> Stated exercise
Search the data below for the word "name" and copy each line that holds it.

════════════════

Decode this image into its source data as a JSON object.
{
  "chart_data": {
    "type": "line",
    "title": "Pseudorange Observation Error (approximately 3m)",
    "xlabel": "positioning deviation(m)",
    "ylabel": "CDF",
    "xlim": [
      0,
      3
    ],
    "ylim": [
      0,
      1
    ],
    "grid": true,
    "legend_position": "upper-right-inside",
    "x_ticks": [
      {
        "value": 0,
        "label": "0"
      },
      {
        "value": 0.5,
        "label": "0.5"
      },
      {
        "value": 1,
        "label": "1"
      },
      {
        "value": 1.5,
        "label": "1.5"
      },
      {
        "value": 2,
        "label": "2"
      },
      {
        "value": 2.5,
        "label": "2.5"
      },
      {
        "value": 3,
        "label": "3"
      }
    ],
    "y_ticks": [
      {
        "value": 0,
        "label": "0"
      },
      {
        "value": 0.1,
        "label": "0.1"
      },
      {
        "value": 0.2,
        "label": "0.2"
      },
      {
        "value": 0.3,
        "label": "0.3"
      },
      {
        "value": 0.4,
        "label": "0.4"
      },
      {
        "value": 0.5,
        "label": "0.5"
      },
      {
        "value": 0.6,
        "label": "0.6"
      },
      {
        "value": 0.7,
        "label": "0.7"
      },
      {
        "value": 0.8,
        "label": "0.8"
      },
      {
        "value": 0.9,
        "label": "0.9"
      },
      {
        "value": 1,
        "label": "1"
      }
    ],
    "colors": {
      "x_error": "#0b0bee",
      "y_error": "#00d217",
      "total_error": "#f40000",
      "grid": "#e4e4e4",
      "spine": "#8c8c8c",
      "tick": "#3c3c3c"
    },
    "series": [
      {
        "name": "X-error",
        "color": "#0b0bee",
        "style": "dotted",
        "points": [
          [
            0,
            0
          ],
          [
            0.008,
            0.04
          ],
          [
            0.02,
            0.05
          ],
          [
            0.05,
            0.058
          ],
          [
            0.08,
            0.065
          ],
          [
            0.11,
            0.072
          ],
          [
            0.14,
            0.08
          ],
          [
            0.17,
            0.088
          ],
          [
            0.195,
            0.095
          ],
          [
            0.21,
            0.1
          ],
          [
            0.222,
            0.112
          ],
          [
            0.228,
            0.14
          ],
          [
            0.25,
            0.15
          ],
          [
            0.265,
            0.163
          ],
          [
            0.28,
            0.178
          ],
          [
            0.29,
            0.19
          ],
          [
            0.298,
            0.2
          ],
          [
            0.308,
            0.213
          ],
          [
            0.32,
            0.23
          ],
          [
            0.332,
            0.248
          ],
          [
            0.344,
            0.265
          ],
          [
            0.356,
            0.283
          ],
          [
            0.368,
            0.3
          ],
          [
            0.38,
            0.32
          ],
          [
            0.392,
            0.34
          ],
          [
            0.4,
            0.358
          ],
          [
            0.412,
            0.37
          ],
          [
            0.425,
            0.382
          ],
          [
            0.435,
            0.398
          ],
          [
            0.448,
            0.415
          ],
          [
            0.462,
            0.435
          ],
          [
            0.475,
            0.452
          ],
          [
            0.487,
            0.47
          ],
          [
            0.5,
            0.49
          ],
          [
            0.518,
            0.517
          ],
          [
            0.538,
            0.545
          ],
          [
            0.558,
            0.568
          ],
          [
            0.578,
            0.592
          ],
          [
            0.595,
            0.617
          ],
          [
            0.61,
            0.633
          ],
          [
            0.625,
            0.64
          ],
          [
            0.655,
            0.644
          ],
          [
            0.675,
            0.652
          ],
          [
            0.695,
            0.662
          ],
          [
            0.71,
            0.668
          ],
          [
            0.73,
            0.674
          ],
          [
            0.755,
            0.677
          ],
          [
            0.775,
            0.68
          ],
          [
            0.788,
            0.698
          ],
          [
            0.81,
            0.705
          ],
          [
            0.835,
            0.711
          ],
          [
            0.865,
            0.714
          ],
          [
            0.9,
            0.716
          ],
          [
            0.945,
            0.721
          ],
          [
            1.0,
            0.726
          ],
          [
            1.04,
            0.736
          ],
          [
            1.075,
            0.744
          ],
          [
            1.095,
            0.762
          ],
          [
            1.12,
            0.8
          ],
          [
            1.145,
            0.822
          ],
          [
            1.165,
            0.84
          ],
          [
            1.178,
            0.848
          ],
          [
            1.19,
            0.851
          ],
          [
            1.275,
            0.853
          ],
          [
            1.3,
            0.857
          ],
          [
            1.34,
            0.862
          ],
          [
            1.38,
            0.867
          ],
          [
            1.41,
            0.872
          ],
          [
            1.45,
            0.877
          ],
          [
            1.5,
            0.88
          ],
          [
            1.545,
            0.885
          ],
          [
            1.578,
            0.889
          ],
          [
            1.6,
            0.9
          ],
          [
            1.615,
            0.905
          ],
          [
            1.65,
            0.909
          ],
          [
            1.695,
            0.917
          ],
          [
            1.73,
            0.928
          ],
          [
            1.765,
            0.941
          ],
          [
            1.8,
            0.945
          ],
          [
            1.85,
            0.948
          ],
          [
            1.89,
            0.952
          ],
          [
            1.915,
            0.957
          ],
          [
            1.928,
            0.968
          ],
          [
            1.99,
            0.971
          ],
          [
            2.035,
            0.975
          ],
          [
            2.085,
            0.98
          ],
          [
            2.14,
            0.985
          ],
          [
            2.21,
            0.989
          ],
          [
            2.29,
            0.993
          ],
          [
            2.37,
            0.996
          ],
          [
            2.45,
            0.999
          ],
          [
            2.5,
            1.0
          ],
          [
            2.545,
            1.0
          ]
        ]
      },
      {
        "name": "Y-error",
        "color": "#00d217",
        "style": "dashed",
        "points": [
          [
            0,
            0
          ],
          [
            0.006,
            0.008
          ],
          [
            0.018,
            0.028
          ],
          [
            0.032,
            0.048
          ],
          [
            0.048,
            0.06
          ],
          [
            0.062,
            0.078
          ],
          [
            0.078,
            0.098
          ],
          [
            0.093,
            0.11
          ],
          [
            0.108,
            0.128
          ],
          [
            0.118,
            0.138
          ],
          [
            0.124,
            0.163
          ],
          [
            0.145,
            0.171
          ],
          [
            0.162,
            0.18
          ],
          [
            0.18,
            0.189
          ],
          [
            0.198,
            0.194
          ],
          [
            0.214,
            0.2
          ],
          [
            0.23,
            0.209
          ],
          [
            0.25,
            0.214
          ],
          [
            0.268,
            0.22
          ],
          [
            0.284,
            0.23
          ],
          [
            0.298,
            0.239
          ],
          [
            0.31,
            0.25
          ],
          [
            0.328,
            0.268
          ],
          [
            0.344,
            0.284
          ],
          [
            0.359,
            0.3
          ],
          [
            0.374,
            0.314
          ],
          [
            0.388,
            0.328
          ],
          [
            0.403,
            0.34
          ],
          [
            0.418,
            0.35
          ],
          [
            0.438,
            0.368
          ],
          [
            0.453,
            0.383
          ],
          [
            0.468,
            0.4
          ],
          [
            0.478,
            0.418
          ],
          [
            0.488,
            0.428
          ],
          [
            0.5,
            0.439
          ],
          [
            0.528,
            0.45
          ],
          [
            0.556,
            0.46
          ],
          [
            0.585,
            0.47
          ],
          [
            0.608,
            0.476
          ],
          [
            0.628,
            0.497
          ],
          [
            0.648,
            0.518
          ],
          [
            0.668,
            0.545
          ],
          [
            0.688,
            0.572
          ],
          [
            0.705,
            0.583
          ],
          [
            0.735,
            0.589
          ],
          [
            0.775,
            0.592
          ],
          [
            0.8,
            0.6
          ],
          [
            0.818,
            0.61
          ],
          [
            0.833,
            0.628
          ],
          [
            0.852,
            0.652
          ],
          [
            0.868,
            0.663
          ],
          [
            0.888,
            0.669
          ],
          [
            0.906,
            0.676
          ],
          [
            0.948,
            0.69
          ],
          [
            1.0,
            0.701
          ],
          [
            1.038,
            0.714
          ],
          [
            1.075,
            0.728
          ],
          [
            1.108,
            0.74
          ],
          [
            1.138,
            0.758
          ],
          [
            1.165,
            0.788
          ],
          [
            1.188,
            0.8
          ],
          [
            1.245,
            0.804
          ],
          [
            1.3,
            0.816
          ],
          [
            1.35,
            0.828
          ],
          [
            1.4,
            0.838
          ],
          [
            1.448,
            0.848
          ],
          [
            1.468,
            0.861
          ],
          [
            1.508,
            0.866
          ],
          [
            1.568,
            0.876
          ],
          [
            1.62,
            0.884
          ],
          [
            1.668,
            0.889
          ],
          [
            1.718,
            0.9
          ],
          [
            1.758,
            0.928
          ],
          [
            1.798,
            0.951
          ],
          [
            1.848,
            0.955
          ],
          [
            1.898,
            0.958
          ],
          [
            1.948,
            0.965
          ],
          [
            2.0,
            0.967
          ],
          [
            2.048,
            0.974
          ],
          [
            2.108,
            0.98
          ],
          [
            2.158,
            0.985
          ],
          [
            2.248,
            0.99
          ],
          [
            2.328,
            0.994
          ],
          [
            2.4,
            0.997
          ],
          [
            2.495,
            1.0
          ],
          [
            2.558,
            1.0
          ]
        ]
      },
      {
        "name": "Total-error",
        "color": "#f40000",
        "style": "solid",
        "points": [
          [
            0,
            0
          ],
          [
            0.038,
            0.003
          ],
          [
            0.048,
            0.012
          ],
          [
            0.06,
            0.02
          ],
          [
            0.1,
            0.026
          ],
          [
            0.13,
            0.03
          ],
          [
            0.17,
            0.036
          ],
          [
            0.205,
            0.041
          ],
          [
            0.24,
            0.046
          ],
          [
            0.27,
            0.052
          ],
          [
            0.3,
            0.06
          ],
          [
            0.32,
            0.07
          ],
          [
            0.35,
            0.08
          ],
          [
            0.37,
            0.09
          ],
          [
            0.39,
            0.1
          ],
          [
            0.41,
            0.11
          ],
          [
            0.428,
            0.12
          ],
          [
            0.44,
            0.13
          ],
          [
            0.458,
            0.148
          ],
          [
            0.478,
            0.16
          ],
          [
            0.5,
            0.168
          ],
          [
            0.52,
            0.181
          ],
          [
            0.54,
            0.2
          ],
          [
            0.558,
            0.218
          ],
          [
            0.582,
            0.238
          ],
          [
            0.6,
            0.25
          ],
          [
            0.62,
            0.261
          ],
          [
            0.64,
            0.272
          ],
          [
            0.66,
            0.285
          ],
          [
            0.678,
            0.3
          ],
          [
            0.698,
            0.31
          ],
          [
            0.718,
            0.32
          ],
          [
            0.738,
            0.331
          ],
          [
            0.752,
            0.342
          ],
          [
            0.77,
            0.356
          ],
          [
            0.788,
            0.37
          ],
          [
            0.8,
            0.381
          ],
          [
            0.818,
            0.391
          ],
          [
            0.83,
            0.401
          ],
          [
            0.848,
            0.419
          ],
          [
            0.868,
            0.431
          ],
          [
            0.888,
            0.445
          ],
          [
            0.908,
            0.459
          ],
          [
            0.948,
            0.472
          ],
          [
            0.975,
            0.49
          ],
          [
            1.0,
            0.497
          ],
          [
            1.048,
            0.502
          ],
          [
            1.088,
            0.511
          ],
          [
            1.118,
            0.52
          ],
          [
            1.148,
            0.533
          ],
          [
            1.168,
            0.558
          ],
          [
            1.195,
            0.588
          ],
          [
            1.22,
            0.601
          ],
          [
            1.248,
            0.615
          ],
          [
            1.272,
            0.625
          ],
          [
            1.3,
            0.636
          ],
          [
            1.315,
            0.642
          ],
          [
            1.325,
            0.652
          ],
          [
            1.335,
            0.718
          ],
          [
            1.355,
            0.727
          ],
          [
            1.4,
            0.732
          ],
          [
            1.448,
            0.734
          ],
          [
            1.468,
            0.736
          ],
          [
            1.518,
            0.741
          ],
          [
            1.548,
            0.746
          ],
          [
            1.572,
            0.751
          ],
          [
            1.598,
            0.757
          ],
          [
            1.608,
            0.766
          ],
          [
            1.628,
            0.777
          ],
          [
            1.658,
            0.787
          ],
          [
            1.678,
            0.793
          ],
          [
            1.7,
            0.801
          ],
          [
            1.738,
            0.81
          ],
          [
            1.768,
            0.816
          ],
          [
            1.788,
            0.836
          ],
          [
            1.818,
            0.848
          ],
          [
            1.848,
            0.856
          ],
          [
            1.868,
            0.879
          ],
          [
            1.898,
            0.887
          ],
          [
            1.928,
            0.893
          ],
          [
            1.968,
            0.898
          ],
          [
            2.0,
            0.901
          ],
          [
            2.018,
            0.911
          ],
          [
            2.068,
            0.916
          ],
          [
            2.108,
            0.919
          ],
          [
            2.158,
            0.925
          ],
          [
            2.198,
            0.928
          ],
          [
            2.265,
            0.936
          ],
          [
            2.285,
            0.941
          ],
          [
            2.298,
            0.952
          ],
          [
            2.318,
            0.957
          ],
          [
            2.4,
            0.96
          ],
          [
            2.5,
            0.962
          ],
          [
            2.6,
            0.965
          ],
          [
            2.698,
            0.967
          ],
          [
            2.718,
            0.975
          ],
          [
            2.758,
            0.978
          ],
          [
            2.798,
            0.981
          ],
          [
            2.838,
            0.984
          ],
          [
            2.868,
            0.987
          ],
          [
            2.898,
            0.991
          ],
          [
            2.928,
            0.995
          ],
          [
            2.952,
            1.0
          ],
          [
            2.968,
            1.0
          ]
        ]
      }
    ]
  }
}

════════════════

> Result for this exercise
        "name": "X-error",
        "name": "Y-error",
        "name": "Total-error",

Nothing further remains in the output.